### WHAT THE EXERCISE ASKS
Return the count of lines that mention "Drive", with no other words.

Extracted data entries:
-*-*-
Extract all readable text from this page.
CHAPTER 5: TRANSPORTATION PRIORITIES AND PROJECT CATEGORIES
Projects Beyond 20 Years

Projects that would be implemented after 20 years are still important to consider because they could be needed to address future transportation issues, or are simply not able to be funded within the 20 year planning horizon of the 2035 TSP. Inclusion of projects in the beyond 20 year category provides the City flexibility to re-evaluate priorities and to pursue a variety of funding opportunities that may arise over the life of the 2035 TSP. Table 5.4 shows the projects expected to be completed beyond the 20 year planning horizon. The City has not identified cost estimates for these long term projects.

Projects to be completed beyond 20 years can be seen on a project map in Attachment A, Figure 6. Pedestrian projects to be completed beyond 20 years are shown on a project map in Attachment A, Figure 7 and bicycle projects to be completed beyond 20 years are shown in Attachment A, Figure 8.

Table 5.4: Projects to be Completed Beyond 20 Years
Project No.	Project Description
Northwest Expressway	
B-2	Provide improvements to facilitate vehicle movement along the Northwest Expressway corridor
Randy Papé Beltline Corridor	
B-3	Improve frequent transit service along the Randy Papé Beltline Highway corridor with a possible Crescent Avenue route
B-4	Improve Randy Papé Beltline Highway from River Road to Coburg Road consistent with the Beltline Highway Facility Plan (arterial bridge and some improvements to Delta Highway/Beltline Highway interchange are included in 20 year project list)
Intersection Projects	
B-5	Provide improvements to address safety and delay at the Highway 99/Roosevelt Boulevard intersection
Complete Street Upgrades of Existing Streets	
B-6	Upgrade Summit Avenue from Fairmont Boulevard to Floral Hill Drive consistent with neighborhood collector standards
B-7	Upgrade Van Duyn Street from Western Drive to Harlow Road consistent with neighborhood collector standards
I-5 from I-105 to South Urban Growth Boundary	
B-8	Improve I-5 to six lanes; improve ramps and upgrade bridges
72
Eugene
-*-*-
### WORKED SOLUTION
2